■ CHALLENGE
Type out all the records word for word. Any pictures are to be left out.

Saved data entries:
——————————

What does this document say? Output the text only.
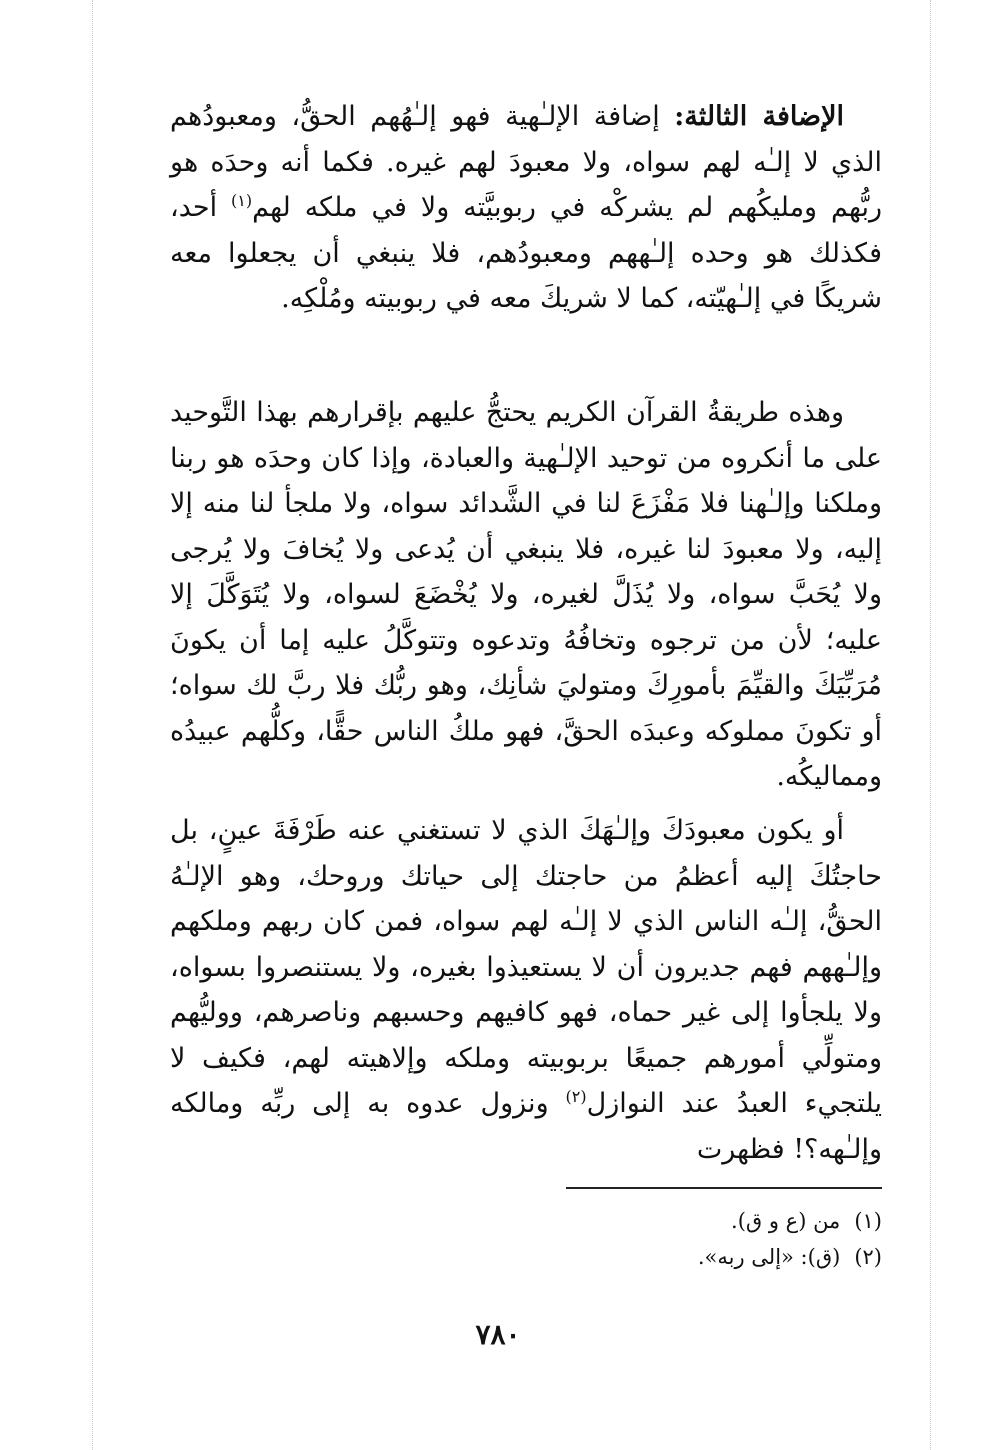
الإضافة الثالثة: إضافة الإلـٰهية فهو إلـٰهُهم الحقُّ، ومعبودُهم الذي لا إلـٰه لهم سواه، ولا معبودَ لهم غيره. فكما أنه وحدَه هو ربُّهم ومليكُهم لم يشركْه في ربوبيَّته ولا في ملكه لهم$^{(١)}$ أحد، فكذلك هو وحده إلـٰههم ومعبودُهم، فلا ينبغي أن يجعلوا معه شريكًا في إلـٰهيّته، كما لا شريكَ معه في ربوبيته ومُلْكِه.

وهذه طريقةُ القرآن الكريم يحتجُّ عليهم بإقرارهم بهذا التَّوحيد على ما أنكروه من توحيد الإلـٰهية والعبادة، وإذا كان وحدَه هو ربنا وملكنا وإلـٰهنا فلا مَفْزَعَ لنا في الشَّدائد سواه، ولا ملجأ لنا منه إلا إليه، ولا معبودَ لنا غيره، فلا ينبغي أن يُدعى ولا يُخافَ ولا يُرجى ولا يُحَبَّ سواه، ولا يُذَلَّ لغيره، ولا يُخْضَعَ لسواه، ولا يُتَوَكَّلَ إلا عليه؛ لأن من ترجوه وتخافُهُ وتدعوه وتتوكَّلُ عليه إما أن يكونَ مُرَبِّيَكَ والقيِّمَ بأمورِكَ ومتوليَ شأنِك، وهو ربُّك فلا ربَّ لك سواه؛ أو تكونَ مملوكه وعبدَه الحقَّ، فهو ملكُ الناس حقًّا، وكلُّهم عبيدُه ومماليكُه.

أو يكون معبودَكَ وإلـٰهَكَ الذي لا تستغني عنه طَرْفَةَ عينٍ، بل حاجتُكَ إليه أعظمُ من حاجتك إلى حياتك وروحك، وهو الإلـٰهُ الحقُّ، إلـٰه الناس الذي لا إلـٰه لهم سواه، فمن كان ربهم وملكهم وإلـٰههم فهم جديرون أن لا يستعيذوا بغيره، ولا يستنصروا بسواه، ولا يلجأوا إلى غير حماه، فهو كافيهم وحسبهم وناصرهم، ووليُّهم ومتولِّي أمورهم جميعًا بربوبيته وملكه وإلاهيته لهم، فكيف لا يلتجيء العبدُ عند النوازل$^{(٢)}$ ونزول عدوه به إلى ربِّه ومالكه وإلـٰهه؟! فظهرت

(١)من (ع و ق).
(٢)(ق): «إلى ربه».
٧٨٠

——————————

■ TASK RESULT
What does this document say? Output the text only.
الإضافة الثالثة: إضافة الإلـٰهية فهو إلـٰهُهم الحقُّ، ومعبودُهم الذي لا إلـٰه لهم سواه، ولا معبودَ لهم غيره. فكما أنه وحدَه هو ربُّهم ومليكُهم لم يشركْه في ربوبيَّته ولا في ملكه لهم$^{(١)}$ أحد، فكذلك هو وحده إلـٰههم ومعبودُهم، فلا ينبغي أن يجعلوا معه شريكًا في إلـٰهيّته، كما لا شريكَ معه في ربوبيته ومُلْكِه.

وهذه طريقةُ القرآن الكريم يحتجُّ عليهم بإقرارهم بهذا التَّوحيد على ما أنكروه من توحيد الإلـٰهية والعبادة، وإذا كان وحدَه هو ربنا وملكنا وإلـٰهنا فلا مَفْزَعَ لنا في الشَّدائد سواه، ولا ملجأ لنا منه إلا إليه، ولا معبودَ لنا غيره، فلا ينبغي أن يُدعى ولا يُخافَ ولا يُرجى ولا يُحَبَّ سواه، ولا يُذَلَّ لغيره، ولا يُخْضَعَ لسواه، ولا يُتَوَكَّلَ إلا عليه؛ لأن من ترجوه وتخافُهُ وتدعوه وتتوكَّلُ عليه إما أن يكونَ مُرَبِّيَكَ والقيِّمَ بأمورِكَ ومتوليَ شأنِك، وهو ربُّك فلا ربَّ لك سواه؛ أو تكونَ مملوكه وعبدَه الحقَّ، فهو ملكُ الناس حقًّا، وكلُّهم عبيدُه ومماليكُه.

أو يكون معبودَكَ وإلـٰهَكَ الذي لا تستغني عنه طَرْفَةَ عينٍ، بل حاجتُكَ إليه أعظمُ من حاجتك إلى حياتك وروحك، وهو الإلـٰهُ الحقُّ، إلـٰه الناس الذي لا إلـٰه لهم سواه، فمن كان ربهم وملكهم وإلـٰههم فهم جديرون أن لا يستعيذوا بغيره، ولا يستنصروا بسواه، ولا يلجأوا إلى غير حماه، فهو كافيهم وحسبهم وناصرهم، ووليُّهم ومتولِّي أمورهم جميعًا بربوبيته وملكه وإلاهيته لهم، فكيف لا يلتجيء العبدُ عند النوازل$^{(٢)}$ ونزول عدوه به إلى ربِّه ومالكه وإلـٰهه؟! فظهرت

(١)من (ع و ق).
(٢)(ق): «إلى ربه».
٧٨٠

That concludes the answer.